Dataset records
□ □ □ □
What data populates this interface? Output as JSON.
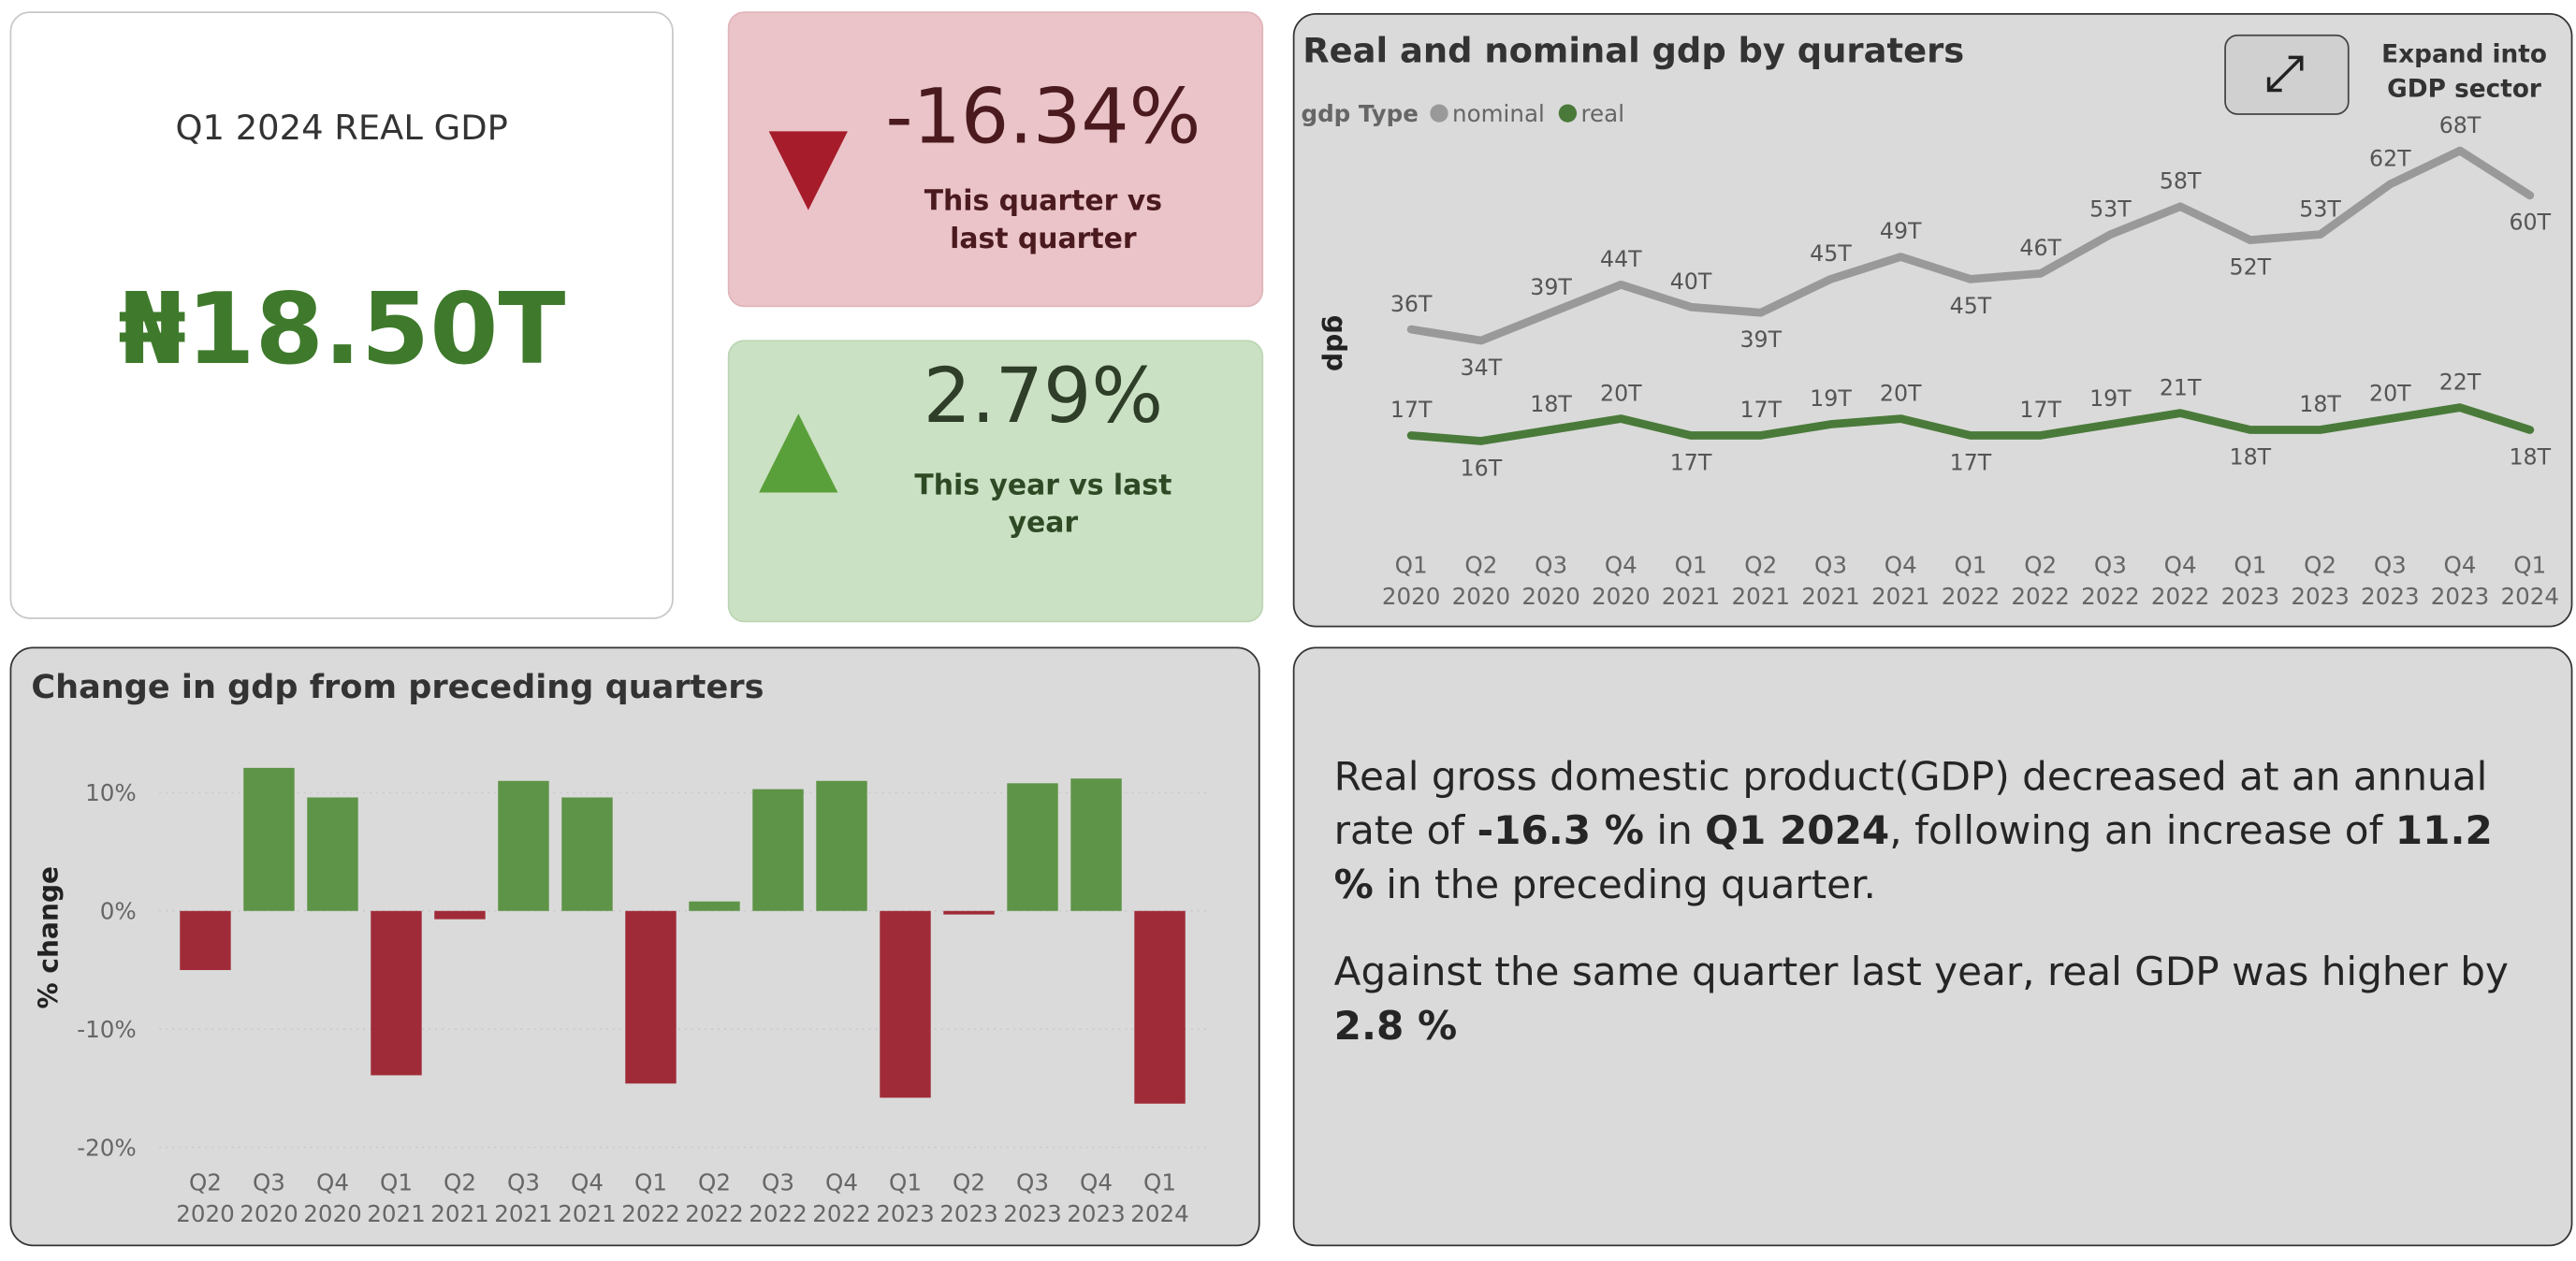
{
  "cards": [
    {
      "title": "Q1 2024 REAL GDP",
      "value": "₦18.50T"
    },
    {
      "value": "-16.34%",
      "label": "This quarter vs last quarter"
    },
    {
      "value": "2.79%",
      "label": "This year vs last year"
    }
  ],
  "button": {
    "label": "Expand into GDP sector"
  },
  "summary": {
    "paragraphs": [
      [
        {
          "text": "Real gross domestic product(GDP) decreased at an annual rate of ",
          "bold": false
        },
        {
          "text": "-16.3 %",
          "bold": true
        },
        {
          "text": " in ",
          "bold": false
        },
        {
          "text": "Q1 2024",
          "bold": true
        },
        {
          "text": ", following an increase of ",
          "bold": false
        },
        {
          "text": "11.2 %",
          "bold": true
        },
        {
          "text": " in the preceding quarter.",
          "bold": false
        }
      ],
      [
        {
          "text": "Against the same quarter last year, real GDP was higher by ",
          "bold": false
        },
        {
          "text": "2.8 %",
          "bold": true
        }
      ]
    ]
  },
  "chart_data": [
    {
      "type": "line",
      "title": "Real and nominal gdp by quraters",
      "y_label": "gdp",
      "legend_title": "gdp Type",
      "categories": [
        "Q1 2020",
        "Q2 2020",
        "Q3 2020",
        "Q4 2020",
        "Q1 2021",
        "Q2 2021",
        "Q3 2021",
        "Q4 2021",
        "Q1 2022",
        "Q2 2022",
        "Q3 2022",
        "Q4 2022",
        "Q1 2023",
        "Q2 2023",
        "Q3 2023",
        "Q4 2023",
        "Q1 2024"
      ],
      "ylim": [
        0,
        75
      ],
      "series": [
        {
          "name": "nominal",
          "color": "#999999",
          "values": [
            36,
            34,
            39,
            44,
            40,
            39,
            45,
            49,
            45,
            46,
            53,
            58,
            52,
            53,
            62,
            68,
            60
          ],
          "value_labels": [
            "36T",
            "34T",
            "39T",
            "44T",
            "40T",
            "39T",
            "45T",
            "49T",
            "45T",
            "46T",
            "53T",
            "58T",
            "52T",
            "53T",
            "62T",
            "68T",
            "60T"
          ]
        },
        {
          "name": "real",
          "color": "#4a7a3a",
          "values": [
            17,
            16,
            18,
            20,
            17,
            17,
            19,
            20,
            17,
            17,
            19,
            21,
            18,
            18,
            20,
            22,
            18
          ],
          "value_labels": [
            "17T",
            "16T",
            "18T",
            "20T",
            "17T",
            "17T",
            "19T",
            "20T",
            "17T",
            "17T",
            "19T",
            "21T",
            "18T",
            "18T",
            "20T",
            "22T",
            "18T"
          ]
        }
      ]
    },
    {
      "type": "bar",
      "title": "Change in gdp from preceding quarters",
      "y_label": "% change",
      "categories": [
        "Q2 2020",
        "Q3 2020",
        "Q4 2020",
        "Q1 2021",
        "Q2 2021",
        "Q3 2021",
        "Q4 2021",
        "Q1 2022",
        "Q2 2022",
        "Q3 2022",
        "Q4 2022",
        "Q1 2023",
        "Q2 2023",
        "Q3 2023",
        "Q4 2023",
        "Q1 2024"
      ],
      "values": [
        -5.0,
        12.1,
        9.6,
        -13.9,
        -0.7,
        11.0,
        9.6,
        -14.6,
        0.8,
        10.3,
        11.0,
        -15.8,
        -0.3,
        10.8,
        11.2,
        -16.3
      ],
      "positive_color": "#5e9447",
      "negative_color": "#a02b38",
      "ylim": [
        -21,
        14
      ],
      "yticks": [
        {
          "value": 10,
          "label": "10%"
        },
        {
          "value": 0,
          "label": "0%"
        },
        {
          "value": -10,
          "label": "-10%"
        },
        {
          "value": -20,
          "label": "-20%"
        }
      ],
      "grid": true
    }
  ]
}
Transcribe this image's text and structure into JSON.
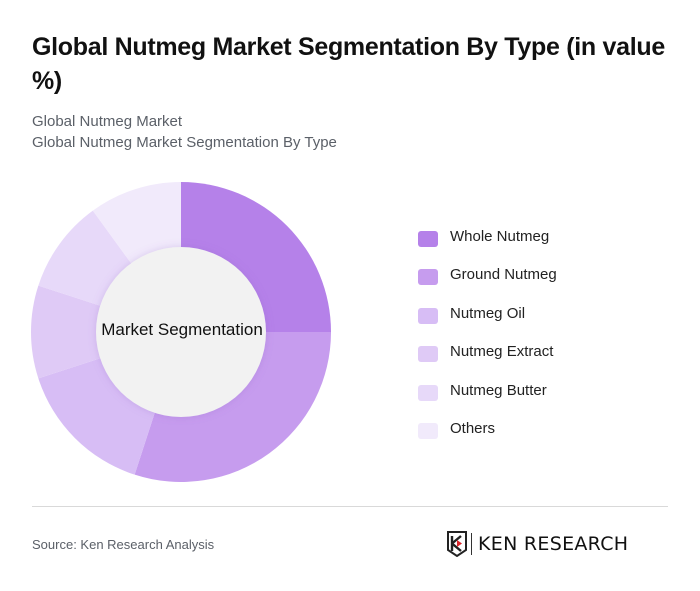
□ □ □ □
* _What you have to do_: Which lines of the data include "into"? Copy each of them.

* _Expected output_:
    "label": "Expand into GDP sector"
Transcribe this image's text and structure into JSON.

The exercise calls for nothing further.